- _Selected excerpt_
__________________________________________________

# 21831?



## The New Guy (Mar 11, 2012)

I'm looking @ one, thinking of picking it up.

My cheapskate nature is making a compelling argument against the roster aquisition. Looks to be in good shape, but I can't test it.

In general terms, you think $50 is to much or to little? ebay is of little use on this one.







Thanks


----------



## flyernut (Oct 31, 2010)

You'd better go buy it before the seller has a chance to check a price guide.. My price guide says $400+......


----------



## AmFlyer (Mar 16, 2012)

Does it have T&P or AFL on the side? the T&P version is the more desirable but at $50 why not buy it?


----------



## The New Guy (Mar 11, 2012)

AFL...


----------



## The New Guy (Mar 11, 2012)

AmFlyer said:


> ...at $50 why not buy it?





The New Guy said:


> ...My cheapskate nature...


It's in good shape - clearly a runner with the paint loss & oxidation. It'll clean up fine I'm sure...

and most everything else I have are link making interchange and switching a real hassle.

I've thought of a boxcar with different trucks, but that's then a boxcar for a purpose other than it's purpose. We'll have to see if fate intervenes.


----------



## AmFlyer (Mar 16, 2012)

I have always focused on collecting link coupler equipment. I put a knuckle coupler on one end of several link cars so I could pull link coupler trains with new Legacy engines.


----------

__________________________________________________

Element box annotations
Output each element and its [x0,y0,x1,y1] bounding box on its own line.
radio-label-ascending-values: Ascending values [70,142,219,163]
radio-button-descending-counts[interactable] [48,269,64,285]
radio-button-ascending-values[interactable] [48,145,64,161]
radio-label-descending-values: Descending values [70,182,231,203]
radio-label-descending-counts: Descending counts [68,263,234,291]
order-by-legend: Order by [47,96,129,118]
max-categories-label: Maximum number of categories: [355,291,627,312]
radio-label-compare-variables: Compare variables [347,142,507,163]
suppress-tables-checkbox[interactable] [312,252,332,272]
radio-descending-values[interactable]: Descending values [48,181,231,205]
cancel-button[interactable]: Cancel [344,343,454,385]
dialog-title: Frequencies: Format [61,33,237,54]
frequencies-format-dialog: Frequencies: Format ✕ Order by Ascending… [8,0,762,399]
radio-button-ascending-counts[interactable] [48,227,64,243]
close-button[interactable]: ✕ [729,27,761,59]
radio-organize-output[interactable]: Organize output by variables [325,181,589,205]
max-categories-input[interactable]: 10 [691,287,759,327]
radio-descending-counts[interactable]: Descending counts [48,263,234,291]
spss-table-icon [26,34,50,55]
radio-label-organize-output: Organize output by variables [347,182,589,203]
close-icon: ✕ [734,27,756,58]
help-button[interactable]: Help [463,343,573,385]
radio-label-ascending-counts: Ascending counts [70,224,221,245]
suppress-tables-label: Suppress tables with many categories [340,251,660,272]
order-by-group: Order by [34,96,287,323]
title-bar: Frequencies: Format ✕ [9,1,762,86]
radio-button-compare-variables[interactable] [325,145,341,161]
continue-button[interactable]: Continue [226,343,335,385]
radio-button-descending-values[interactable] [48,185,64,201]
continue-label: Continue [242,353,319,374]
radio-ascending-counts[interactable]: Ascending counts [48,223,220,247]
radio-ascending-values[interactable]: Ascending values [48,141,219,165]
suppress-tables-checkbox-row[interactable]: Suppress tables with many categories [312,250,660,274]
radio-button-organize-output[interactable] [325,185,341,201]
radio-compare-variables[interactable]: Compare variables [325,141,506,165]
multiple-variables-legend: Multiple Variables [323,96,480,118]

__________________________________________________

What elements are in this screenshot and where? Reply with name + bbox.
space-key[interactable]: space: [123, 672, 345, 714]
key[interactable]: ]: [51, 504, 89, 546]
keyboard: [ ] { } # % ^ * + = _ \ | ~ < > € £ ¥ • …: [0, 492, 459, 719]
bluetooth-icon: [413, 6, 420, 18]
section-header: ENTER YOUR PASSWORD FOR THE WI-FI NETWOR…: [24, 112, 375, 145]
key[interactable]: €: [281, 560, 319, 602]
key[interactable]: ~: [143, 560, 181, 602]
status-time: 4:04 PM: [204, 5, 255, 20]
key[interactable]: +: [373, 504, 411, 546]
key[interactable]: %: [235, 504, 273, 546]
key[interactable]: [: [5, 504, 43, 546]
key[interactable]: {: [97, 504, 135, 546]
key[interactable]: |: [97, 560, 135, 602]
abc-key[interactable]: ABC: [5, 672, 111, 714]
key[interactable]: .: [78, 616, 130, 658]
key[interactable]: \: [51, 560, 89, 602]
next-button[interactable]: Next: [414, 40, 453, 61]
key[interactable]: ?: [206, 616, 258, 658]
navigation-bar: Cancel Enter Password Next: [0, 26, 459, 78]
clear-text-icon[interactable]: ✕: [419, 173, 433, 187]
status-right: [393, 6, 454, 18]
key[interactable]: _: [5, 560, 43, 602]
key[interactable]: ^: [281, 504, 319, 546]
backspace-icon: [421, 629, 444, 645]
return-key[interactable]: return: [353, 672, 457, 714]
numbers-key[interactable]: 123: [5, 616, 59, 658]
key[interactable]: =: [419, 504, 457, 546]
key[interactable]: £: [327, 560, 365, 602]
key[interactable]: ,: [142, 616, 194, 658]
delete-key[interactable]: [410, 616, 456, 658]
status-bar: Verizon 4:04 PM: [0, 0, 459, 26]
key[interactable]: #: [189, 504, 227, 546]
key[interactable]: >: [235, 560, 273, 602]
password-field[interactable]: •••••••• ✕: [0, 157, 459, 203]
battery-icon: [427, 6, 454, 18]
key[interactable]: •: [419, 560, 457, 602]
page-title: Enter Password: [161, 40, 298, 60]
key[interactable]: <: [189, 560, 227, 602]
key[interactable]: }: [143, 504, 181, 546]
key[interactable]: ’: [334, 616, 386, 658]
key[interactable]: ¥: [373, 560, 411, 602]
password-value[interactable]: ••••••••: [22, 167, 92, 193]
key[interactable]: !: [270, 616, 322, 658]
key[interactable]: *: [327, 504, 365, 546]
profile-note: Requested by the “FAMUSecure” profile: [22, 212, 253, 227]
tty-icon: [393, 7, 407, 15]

__________________________________________________

- _Directive_
List each distinct username that posts in the forum thread about item 21831. The rows have no role in this exercise.

- _Worked answer_
The New Guy, flyernut, AmFlyer